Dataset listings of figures
▽

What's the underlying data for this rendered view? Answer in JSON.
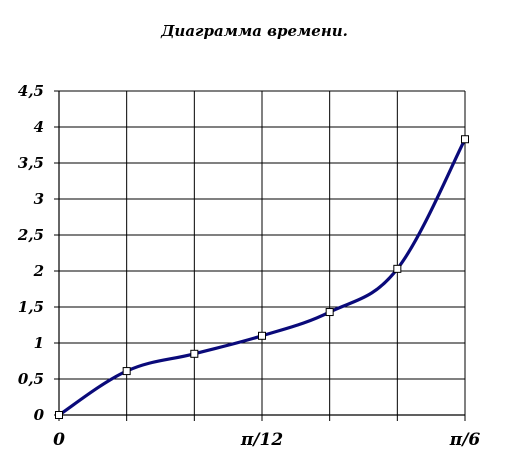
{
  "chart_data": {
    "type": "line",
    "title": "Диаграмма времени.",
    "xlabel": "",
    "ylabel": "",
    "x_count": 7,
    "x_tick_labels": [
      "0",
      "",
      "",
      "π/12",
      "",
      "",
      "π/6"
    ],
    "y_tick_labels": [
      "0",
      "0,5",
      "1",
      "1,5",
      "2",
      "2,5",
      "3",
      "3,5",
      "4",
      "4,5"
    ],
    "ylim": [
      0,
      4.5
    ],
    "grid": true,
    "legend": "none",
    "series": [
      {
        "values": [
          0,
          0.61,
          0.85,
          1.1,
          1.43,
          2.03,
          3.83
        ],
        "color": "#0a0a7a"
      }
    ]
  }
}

△

EXERCISE. Write out the entries again, exactly as given, skipping any images.

RESPONSE TO THIS TASK.
What's the underlying data for this rendered view? Answer in JSON.
{
  "chart_data": {
    "type": "line",
    "title": "Диаграмма времени.",
    "xlabel": "",
    "ylabel": "",
    "x_count": 7,
    "x_tick_labels": [
      "0",
      "",
      "",
      "π/12",
      "",
      "",
      "π/6"
    ],
    "y_tick_labels": [
      "0",
      "0,5",
      "1",
      "1,5",
      "2",
      "2,5",
      "3",
      "3,5",
      "4",
      "4,5"
    ],
    "ylim": [
      0,
      4.5
    ],
    "grid": true,
    "legend": "none",
    "series": [
      {
        "values": [
          0,
          0.61,
          0.85,
          1.1,
          1.43,
          2.03,
          3.83
        ],
        "color": "#0a0a7a"
      }
    ]
  }
}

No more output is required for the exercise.